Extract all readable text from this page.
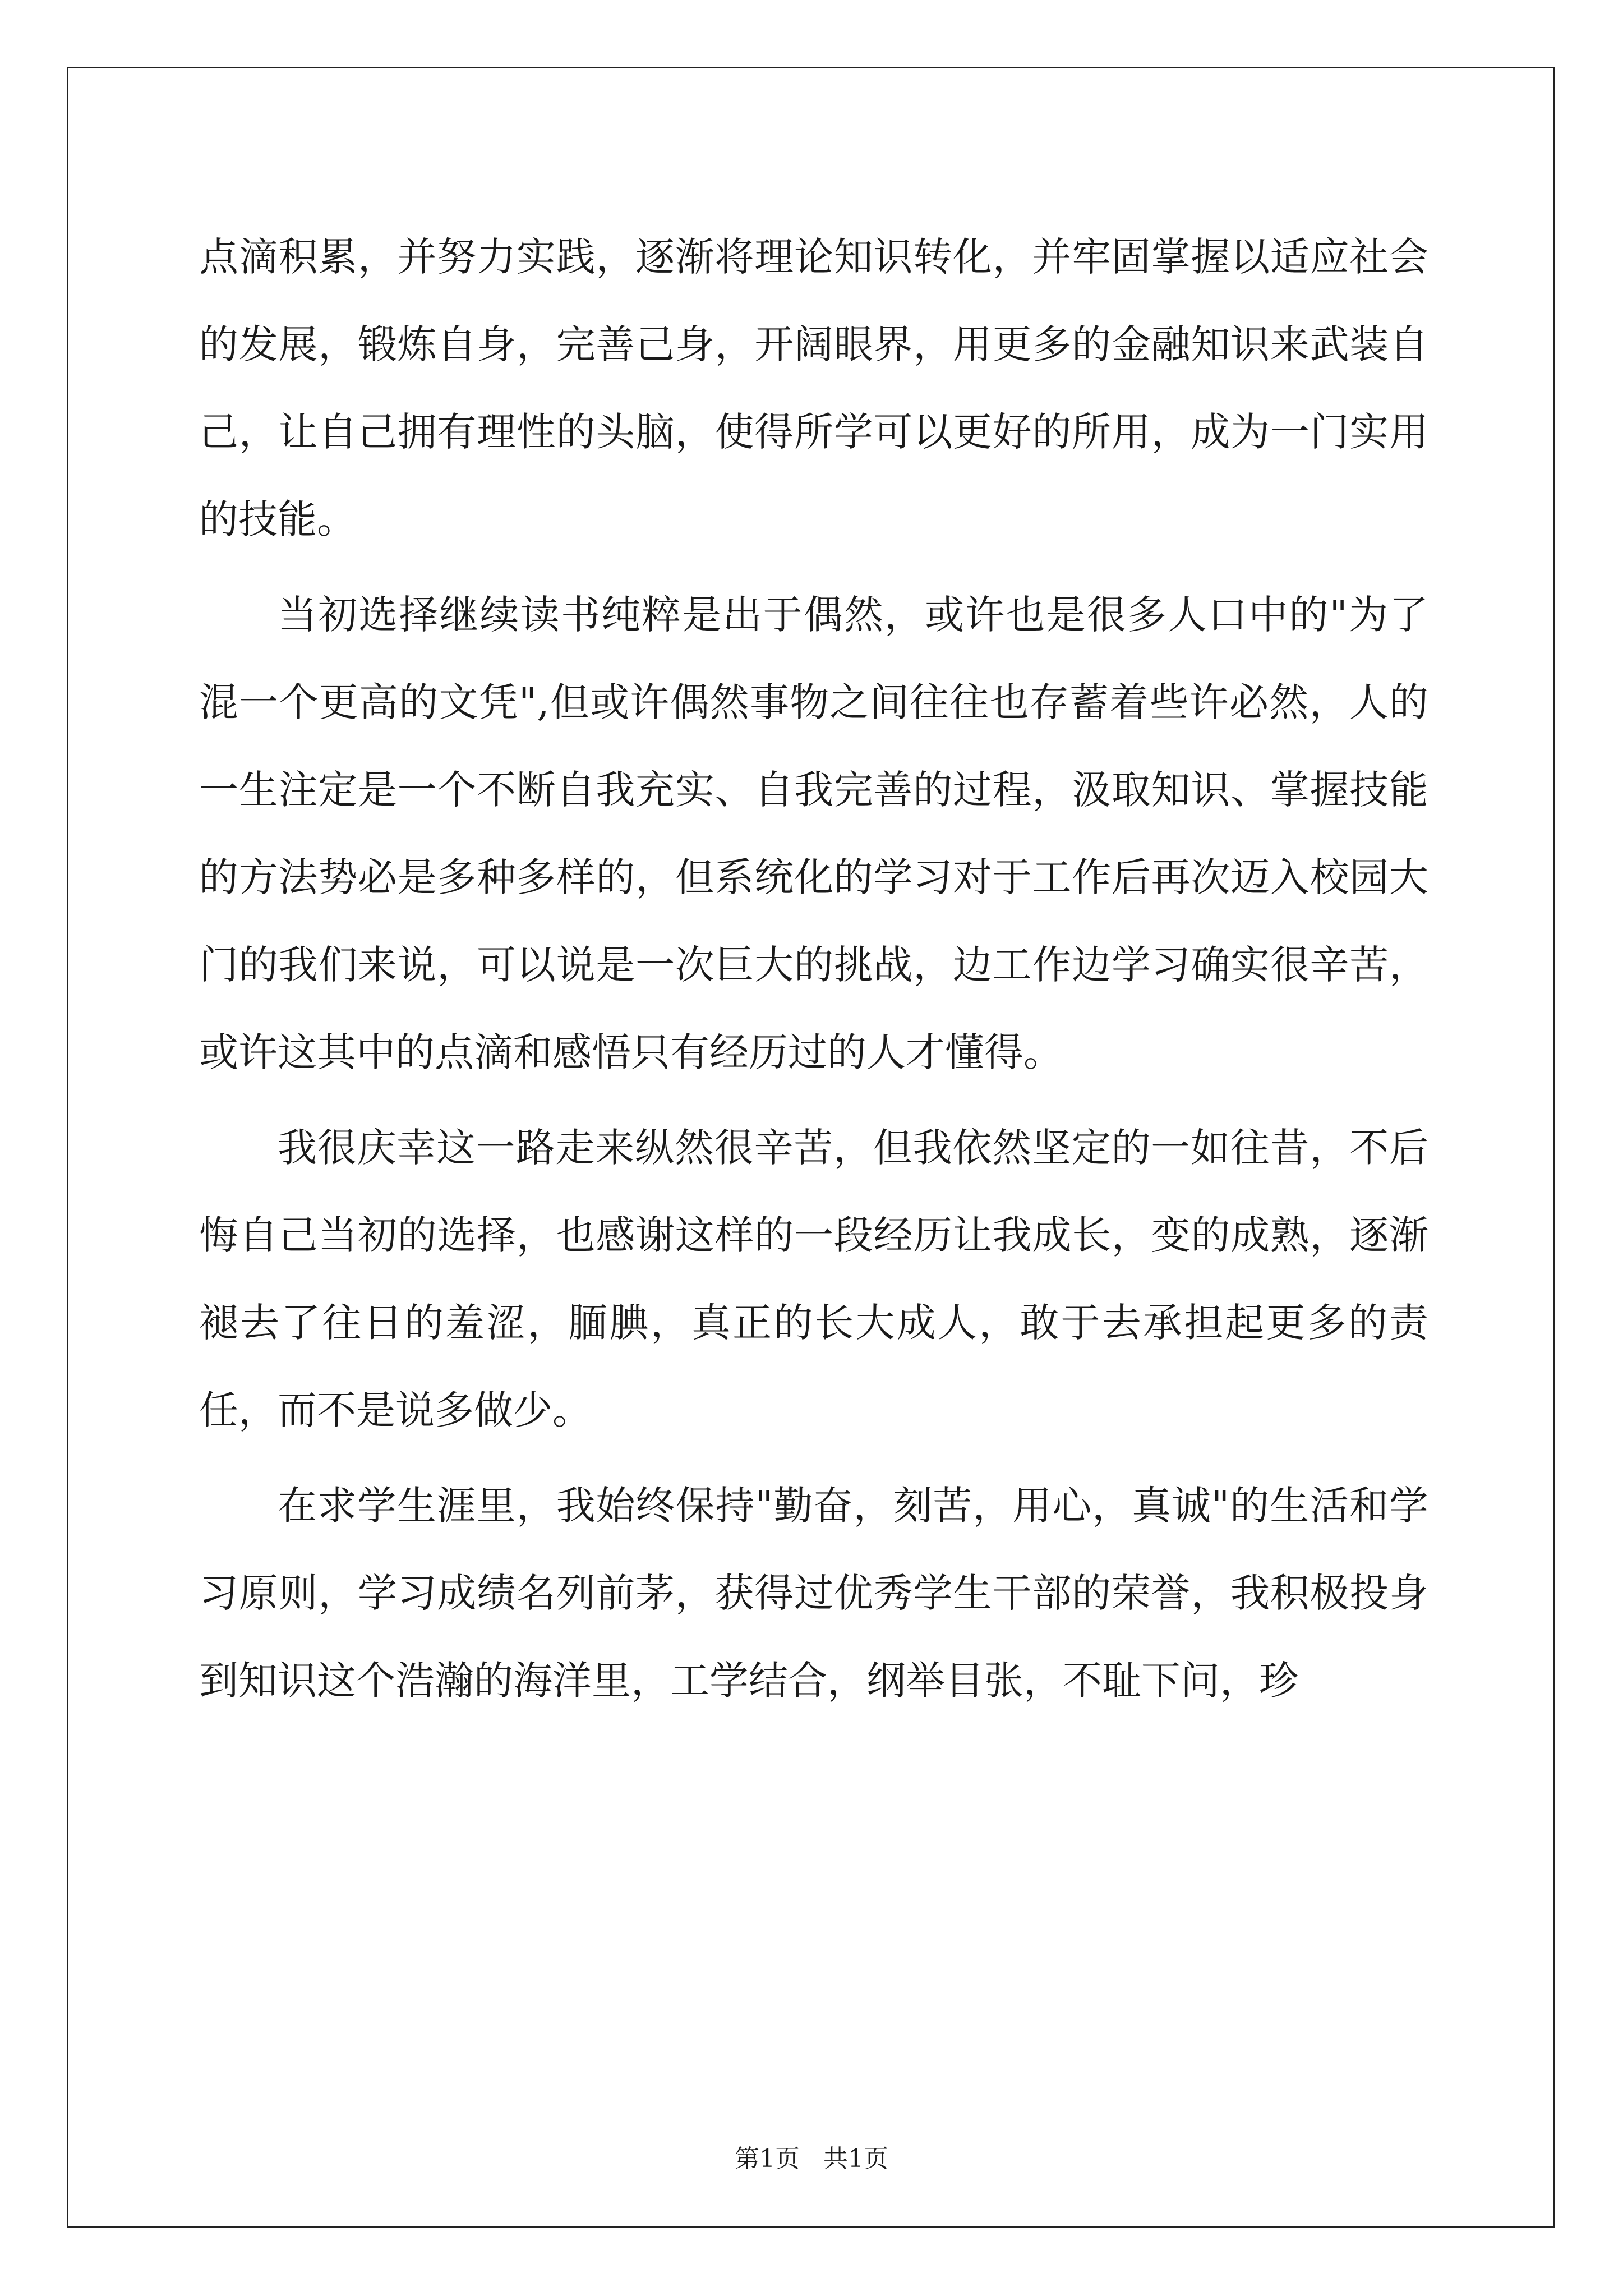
点滴积累，并努力实践，逐渐将理论知识转化，并牢固掌握以适应社会的发展，锻炼自身，完善己身，开阔眼界，用更多的金融知识来武装自己，让自己拥有理性的头脑，使得所学可以更好的所用，成为一门实用的技能。

当初选择继续读书纯粹是出于偶然，或许也是很多人口中的"为了混一个更高的文凭",但或许偶然事物之间往往也存蓄着些许必然，人的一生注定是一个不断自我充实、自我完善的过程，汲取知识、掌握技能的方法势必是多种多样的，但系统化的学习对于工作后再次迈入校园大门的我们来说，可以说是一次巨大的挑战，边工作边学习确实很辛苦，或许这其中的点滴和感悟只有经历过的人才懂得。

我很庆幸这一路走来纵然很辛苦，但我依然坚定的一如往昔，不后悔自己当初的选择，也感谢这样的一段经历让我成长，变的成熟，逐渐褪去了往日的羞涩，腼腆，真正的长大成人，敢于去承担起更多的责任，而不是说多做少。

在求学生涯里，我始终保持"勤奋，刻苦，用心，真诚"的生活和学习原则，学习成绩名列前茅，获得过优秀学生干部的荣誉，我积极投身到知识这个浩瀚的海洋里，工学结合，纲举目张，不耻下问，珍

第1页   共1页
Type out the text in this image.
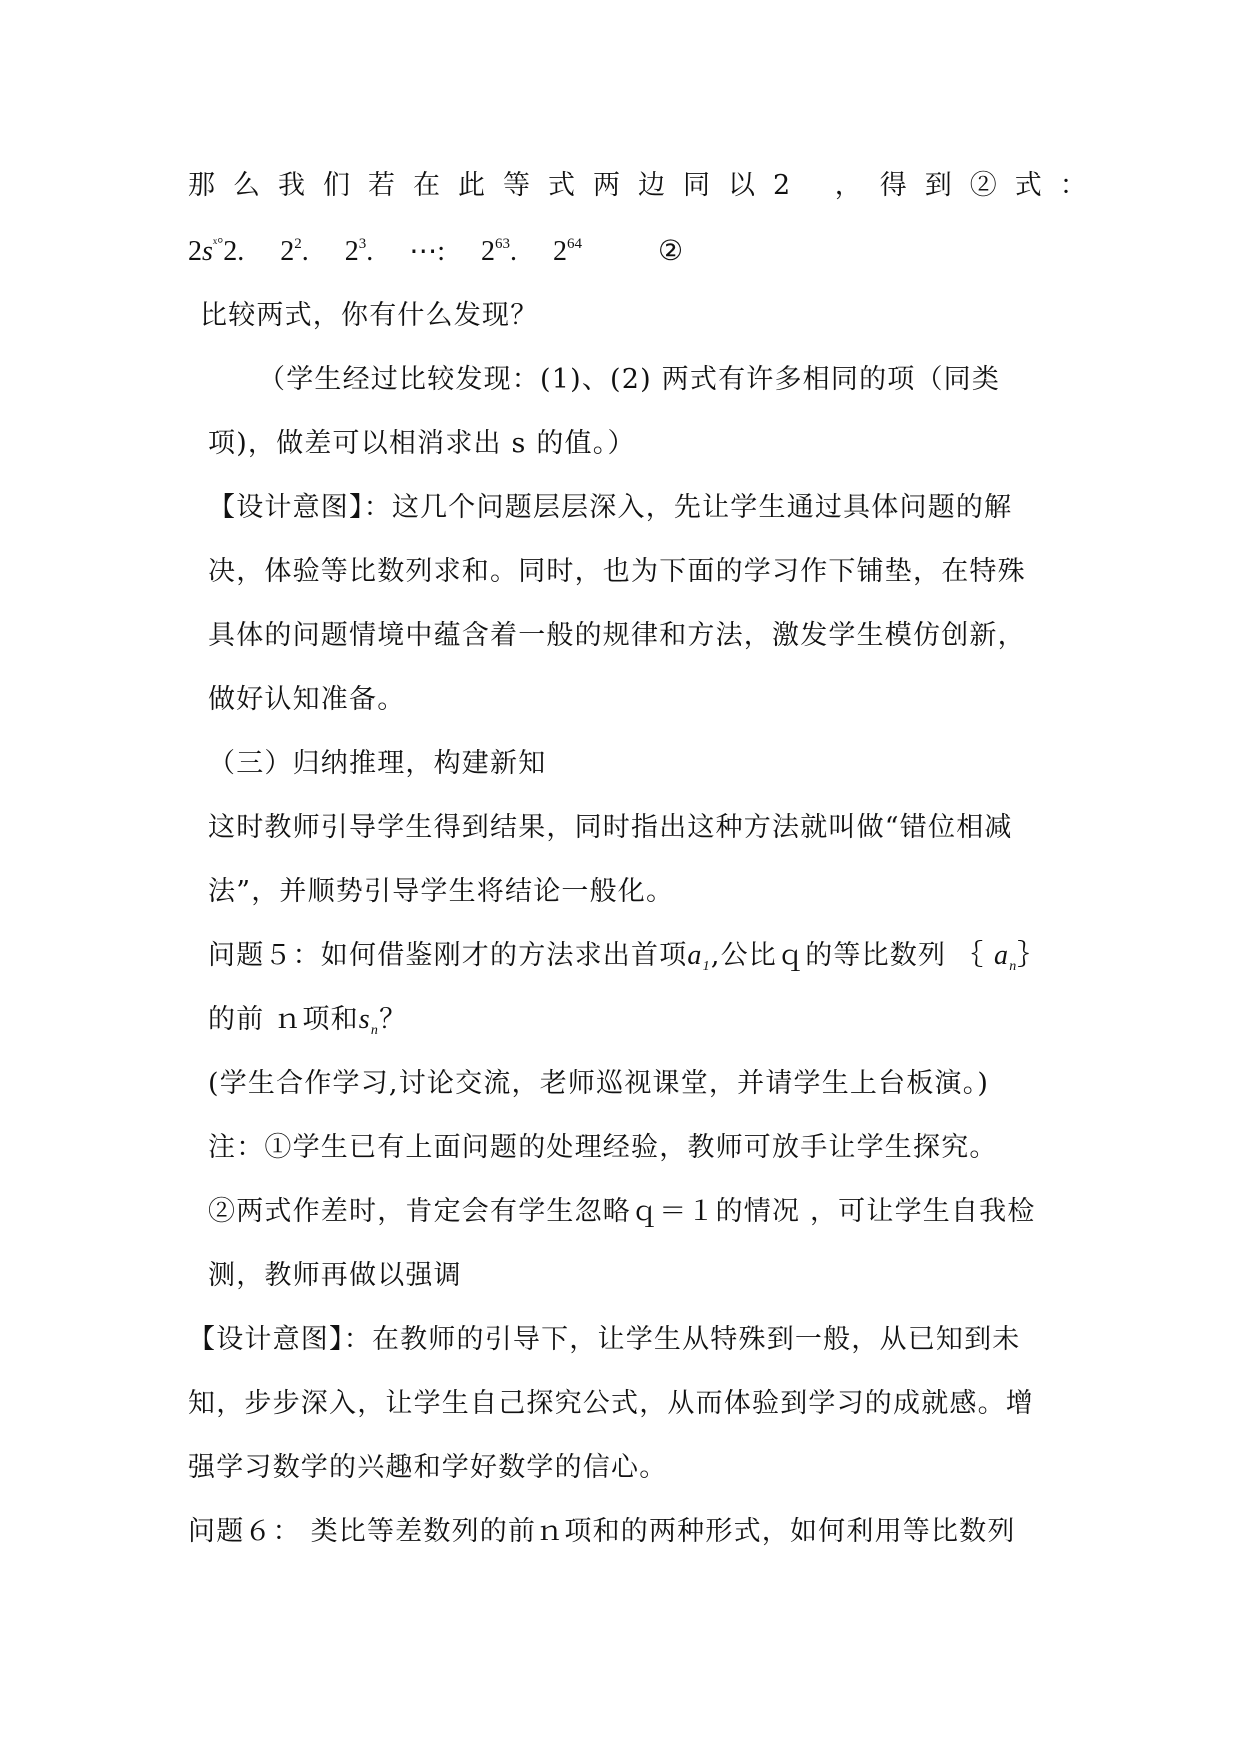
那么我们若在此等式两边同以2 ，得到②式：
$2s^{ˣ^\circ}2$.  $2^2$.  $2^3$.  ⋯:  $2^{63}$.  $2^{64}$	②
比较两式，你有什么发现？
（学生经过比较发现：(1)、(2) 两式有许多相同的项（同类
项)，做差可以相消求出 s 的值。）
【设计意图】：这几个问题层层深入，先让学生通过具体问题的解
决，体验等比数列求和。同时，也为下面的学习作下铺垫，在特殊
具体的问题情境中蕴含着一般的规律和方法，激发学生模仿创新，
做好认知准备。
（三）归纳推理，构建新知
这时教师引导学生得到结果，同时指出这种方法就叫做“错位相减
法”，并顺势引导学生将结论一般化。
问题５：如何借鉴刚才的方法求出首项$a_1$,公比ｑ的等比数列 ｛ $a_n\}$
的前 ｎ项和$s_n$？
(学生合作学习,讨论交流，老师巡视课堂，并请学生上台板演。)
注：①学生已有上面问题的处理经验，教师可放手让学生探究。
②两式作差时，肯定会有学生忽略ｑ＝１的情况 ，可让学生自我检
测，教师再做以强调
【设计意图】：在教师的引导下，让学生从特殊到一般，从已知到未
知，步步深入，让学生自己探究公式，从而体验到学习的成就感。增
强学习数学的兴趣和学好数学的信心。
问题６： 类比等差数列的前ｎ项和的两种形式，如何利用等比数列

→ EXERCISE
Count how many lines above contain the word "this". Reply with the number alone.

→ COMPLETE ANSWER
2